:: Written problem ::
The records below must be written out exactly, with every picture left behind.
* start Task inputs *
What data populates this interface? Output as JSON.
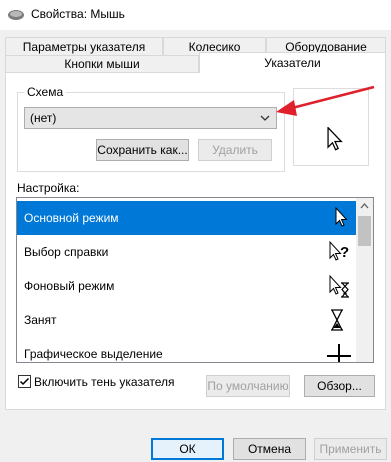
{
  "window": {
    "title": "Свойства: Мышь"
  },
  "tabs_back": [
    "Параметры указателя",
    "Колесико",
    "Оборудование"
  ],
  "tabs_front": [
    "Кнопки мыши",
    "Указатели"
  ],
  "scheme": {
    "group_label": "Схема",
    "selected": "(нет)",
    "save_as_label": "Сохранить как...",
    "delete_label": "Удалить"
  },
  "customize": {
    "label": "Настройка:",
    "items": [
      {
        "label": "Основной режим",
        "cursor": "arrow-cursor-icon",
        "selected": true
      },
      {
        "label": "Выбор справки",
        "cursor": "help-cursor-icon",
        "selected": false
      },
      {
        "label": "Фоновый режим",
        "cursor": "working-cursor-icon",
        "selected": false
      },
      {
        "label": "Занят",
        "cursor": "hourglass-cursor-icon",
        "selected": false
      },
      {
        "label": "Графическое выделение",
        "cursor": "crosshair-cursor-icon",
        "selected": false
      }
    ]
  },
  "shadow": {
    "label": "Включить тень указателя",
    "checked": true
  },
  "default_label": "По умолчанию",
  "browse_label": "Обзор...",
  "footer": {
    "ok_label": "ОК",
    "cancel_label": "Отмена",
    "apply_label": "Применить"
  },
  "colors": {
    "accent": "#0078d7",
    "annotation_arrow": "#e0202a"
  }
}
* end Task inputs *
:: Solution to the problem ::
What data populates this interface? Output as JSON.
{
  "window": {
    "title": "Свойства: Мышь"
  },
  "tabs_back": [
    "Параметры указателя",
    "Колесико",
    "Оборудование"
  ],
  "tabs_front": [
    "Кнопки мыши",
    "Указатели"
  ],
  "scheme": {
    "group_label": "Схема",
    "selected": "(нет)",
    "save_as_label": "Сохранить как...",
    "delete_label": "Удалить"
  },
  "customize": {
    "label": "Настройка:",
    "items": [
      {
        "label": "Основной режим",
        "cursor": "arrow-cursor-icon",
        "selected": true
      },
      {
        "label": "Выбор справки",
        "cursor": "help-cursor-icon",
        "selected": false
      },
      {
        "label": "Фоновый режим",
        "cursor": "working-cursor-icon",
        "selected": false
      },
      {
        "label": "Занят",
        "cursor": "hourglass-cursor-icon",
        "selected": false
      },
      {
        "label": "Графическое выделение",
        "cursor": "crosshair-cursor-icon",
        "selected": false
      }
    ]
  },
  "shadow": {
    "label": "Включить тень указателя",
    "checked": true
  },
  "default_label": "По умолчанию",
  "browse_label": "Обзор...",
  "footer": {
    "ok_label": "ОК",
    "cancel_label": "Отмена",
    "apply_label": "Применить"
  },
  "colors": {
    "accent": "#0078d7",
    "annotation_arrow": "#e0202a"
  }
}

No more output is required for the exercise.